## Problem
Report every line in the listing below where the string "title" shows up.

+++ Records provided +++

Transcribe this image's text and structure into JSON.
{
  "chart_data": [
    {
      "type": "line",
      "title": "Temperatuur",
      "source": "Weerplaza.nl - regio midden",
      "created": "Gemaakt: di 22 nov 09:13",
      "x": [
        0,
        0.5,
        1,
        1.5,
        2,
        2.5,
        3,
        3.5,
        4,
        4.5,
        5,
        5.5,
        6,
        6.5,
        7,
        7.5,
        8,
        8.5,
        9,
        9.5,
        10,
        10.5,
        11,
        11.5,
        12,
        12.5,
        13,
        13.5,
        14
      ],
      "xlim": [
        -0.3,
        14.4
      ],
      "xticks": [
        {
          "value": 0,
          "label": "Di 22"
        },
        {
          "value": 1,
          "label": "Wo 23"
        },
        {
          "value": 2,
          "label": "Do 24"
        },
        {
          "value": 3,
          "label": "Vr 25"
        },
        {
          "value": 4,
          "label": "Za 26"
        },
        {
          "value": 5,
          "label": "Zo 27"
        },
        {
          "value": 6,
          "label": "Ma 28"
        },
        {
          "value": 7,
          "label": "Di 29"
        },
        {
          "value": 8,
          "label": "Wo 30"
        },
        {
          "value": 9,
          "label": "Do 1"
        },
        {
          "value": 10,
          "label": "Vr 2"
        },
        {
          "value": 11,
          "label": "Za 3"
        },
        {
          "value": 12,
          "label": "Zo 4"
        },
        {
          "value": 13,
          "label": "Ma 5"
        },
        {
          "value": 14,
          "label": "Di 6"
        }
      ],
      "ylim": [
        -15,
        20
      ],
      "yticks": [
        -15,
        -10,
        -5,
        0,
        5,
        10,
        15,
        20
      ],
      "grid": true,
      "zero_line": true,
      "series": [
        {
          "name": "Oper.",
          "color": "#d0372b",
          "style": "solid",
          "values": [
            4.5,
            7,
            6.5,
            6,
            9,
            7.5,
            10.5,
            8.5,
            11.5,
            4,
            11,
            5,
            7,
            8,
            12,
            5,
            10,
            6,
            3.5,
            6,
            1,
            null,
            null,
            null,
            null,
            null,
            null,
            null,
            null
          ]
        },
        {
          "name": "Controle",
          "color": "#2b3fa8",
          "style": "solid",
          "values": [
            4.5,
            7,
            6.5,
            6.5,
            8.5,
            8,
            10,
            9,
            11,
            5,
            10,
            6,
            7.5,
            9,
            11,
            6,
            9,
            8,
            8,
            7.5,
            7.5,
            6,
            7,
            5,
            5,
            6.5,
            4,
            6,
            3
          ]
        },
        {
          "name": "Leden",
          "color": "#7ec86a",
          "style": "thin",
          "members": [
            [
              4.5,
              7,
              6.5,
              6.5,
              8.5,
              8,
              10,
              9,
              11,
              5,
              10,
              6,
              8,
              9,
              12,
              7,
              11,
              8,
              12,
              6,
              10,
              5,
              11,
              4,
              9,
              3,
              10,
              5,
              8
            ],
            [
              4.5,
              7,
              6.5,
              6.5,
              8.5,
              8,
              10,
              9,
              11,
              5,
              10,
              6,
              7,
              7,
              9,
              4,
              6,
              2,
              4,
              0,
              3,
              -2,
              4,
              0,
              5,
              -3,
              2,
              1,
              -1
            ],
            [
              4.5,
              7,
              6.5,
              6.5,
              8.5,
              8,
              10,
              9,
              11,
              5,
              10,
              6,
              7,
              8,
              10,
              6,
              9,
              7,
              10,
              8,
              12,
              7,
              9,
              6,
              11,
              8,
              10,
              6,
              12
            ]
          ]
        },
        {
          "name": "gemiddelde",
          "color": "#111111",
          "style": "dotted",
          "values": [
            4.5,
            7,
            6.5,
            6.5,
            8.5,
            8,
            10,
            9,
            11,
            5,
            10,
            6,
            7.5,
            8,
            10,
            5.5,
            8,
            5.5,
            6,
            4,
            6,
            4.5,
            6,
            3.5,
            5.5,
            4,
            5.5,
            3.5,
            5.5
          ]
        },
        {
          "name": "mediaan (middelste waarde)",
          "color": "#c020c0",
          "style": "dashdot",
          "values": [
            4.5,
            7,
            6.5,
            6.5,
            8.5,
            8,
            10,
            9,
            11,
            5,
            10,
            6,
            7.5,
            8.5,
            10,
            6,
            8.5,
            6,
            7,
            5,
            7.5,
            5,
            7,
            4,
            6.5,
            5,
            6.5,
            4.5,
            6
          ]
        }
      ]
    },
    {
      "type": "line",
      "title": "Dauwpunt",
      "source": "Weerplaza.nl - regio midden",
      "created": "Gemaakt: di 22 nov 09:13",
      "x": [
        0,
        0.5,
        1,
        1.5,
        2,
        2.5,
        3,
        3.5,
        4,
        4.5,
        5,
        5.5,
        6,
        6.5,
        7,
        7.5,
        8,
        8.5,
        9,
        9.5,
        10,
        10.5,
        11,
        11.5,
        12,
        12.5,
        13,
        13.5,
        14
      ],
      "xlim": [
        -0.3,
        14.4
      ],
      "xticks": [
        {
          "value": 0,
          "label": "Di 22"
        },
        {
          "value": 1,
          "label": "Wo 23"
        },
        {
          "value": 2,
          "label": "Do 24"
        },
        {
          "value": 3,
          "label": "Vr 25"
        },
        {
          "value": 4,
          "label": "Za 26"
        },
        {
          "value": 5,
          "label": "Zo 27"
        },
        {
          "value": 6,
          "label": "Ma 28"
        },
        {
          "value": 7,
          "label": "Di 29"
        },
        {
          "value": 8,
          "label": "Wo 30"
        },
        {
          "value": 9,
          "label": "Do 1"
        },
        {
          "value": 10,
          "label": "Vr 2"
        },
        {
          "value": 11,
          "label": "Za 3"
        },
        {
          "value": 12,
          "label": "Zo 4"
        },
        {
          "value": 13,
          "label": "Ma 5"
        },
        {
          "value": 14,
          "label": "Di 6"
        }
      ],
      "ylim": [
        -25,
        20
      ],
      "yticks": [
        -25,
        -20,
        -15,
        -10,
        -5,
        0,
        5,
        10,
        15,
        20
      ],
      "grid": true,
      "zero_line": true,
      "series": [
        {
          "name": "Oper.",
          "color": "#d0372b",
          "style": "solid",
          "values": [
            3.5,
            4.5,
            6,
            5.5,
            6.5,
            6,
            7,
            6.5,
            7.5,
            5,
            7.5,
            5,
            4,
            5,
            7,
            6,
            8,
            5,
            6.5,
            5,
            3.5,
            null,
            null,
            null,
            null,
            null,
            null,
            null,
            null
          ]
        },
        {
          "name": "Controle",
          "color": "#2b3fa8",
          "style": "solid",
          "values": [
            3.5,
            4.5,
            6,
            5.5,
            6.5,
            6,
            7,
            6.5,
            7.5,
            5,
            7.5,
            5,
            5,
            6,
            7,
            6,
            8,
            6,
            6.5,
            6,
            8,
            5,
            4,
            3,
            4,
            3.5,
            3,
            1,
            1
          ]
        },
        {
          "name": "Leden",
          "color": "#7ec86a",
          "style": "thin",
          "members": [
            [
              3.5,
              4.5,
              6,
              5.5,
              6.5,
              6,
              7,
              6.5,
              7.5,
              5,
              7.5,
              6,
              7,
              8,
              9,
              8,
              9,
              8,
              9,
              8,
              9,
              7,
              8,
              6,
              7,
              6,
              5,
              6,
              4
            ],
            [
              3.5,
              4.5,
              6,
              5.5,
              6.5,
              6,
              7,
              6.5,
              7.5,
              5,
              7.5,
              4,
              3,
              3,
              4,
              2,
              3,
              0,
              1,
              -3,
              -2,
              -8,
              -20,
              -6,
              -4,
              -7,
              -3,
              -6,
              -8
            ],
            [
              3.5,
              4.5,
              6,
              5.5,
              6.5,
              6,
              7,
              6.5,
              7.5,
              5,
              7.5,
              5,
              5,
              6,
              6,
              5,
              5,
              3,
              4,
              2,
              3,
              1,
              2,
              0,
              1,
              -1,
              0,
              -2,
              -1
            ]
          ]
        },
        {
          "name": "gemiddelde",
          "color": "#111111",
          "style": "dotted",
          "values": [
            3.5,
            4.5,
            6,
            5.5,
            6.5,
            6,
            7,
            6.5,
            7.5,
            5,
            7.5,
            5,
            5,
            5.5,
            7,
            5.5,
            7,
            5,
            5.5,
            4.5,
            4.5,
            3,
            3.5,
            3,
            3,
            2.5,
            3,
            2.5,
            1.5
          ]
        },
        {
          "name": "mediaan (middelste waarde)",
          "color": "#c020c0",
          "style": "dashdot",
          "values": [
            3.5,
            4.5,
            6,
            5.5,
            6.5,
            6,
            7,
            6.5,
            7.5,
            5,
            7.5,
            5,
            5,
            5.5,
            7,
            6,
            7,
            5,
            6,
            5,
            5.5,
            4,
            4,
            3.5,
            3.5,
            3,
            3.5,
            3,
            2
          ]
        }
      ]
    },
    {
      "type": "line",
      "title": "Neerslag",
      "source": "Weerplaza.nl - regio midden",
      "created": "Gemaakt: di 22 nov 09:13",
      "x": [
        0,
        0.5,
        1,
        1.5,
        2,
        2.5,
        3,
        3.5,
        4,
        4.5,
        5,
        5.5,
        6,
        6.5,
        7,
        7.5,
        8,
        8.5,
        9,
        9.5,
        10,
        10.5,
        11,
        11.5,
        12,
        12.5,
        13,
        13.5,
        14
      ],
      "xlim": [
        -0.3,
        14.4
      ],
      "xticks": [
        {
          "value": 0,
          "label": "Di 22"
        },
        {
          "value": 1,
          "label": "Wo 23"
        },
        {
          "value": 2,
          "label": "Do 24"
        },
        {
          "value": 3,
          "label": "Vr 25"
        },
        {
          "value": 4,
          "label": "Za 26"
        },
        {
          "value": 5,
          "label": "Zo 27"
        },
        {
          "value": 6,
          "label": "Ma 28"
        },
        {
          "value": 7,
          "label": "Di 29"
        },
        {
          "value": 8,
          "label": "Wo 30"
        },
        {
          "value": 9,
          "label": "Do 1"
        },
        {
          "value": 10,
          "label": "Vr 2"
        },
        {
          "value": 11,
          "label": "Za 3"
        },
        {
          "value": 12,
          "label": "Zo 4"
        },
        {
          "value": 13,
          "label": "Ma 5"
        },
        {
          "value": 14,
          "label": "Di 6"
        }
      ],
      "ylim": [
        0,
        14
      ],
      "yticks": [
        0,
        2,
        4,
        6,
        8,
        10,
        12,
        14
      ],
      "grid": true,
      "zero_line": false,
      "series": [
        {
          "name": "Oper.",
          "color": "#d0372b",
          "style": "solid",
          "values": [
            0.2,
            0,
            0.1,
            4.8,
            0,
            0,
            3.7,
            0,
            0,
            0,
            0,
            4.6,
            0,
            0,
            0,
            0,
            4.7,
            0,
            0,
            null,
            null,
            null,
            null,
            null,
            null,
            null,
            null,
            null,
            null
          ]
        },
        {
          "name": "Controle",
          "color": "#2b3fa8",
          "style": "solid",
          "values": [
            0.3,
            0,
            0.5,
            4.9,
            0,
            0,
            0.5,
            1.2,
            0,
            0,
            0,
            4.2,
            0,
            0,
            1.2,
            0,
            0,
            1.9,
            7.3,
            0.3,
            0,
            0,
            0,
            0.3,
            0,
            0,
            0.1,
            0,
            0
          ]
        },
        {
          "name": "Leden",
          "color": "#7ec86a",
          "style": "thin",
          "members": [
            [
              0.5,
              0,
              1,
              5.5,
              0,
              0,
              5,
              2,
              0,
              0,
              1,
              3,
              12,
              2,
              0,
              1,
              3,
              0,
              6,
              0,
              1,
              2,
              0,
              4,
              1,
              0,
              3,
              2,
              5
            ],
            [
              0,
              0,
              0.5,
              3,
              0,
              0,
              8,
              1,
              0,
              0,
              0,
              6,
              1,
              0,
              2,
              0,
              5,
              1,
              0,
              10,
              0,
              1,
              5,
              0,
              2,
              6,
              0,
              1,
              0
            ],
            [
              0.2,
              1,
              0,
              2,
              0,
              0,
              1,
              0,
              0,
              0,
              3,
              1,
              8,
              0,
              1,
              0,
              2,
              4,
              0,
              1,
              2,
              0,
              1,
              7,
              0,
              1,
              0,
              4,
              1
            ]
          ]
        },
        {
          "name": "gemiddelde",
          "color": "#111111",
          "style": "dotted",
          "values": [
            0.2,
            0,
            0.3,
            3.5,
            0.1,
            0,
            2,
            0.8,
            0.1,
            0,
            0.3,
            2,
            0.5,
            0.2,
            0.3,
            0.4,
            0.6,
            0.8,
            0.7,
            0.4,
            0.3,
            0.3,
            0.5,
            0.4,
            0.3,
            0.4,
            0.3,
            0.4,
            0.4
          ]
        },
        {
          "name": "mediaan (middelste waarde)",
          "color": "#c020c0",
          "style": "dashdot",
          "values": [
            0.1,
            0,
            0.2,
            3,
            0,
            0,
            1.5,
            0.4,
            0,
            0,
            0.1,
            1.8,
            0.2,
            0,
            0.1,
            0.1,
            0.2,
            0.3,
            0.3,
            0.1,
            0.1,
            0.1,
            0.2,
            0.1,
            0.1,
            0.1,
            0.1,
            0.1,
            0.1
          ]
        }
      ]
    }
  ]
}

+++

## Correct response
      "title": "Temperatuur",
      "title": "Dauwpunt",
      "title": "Neerslag",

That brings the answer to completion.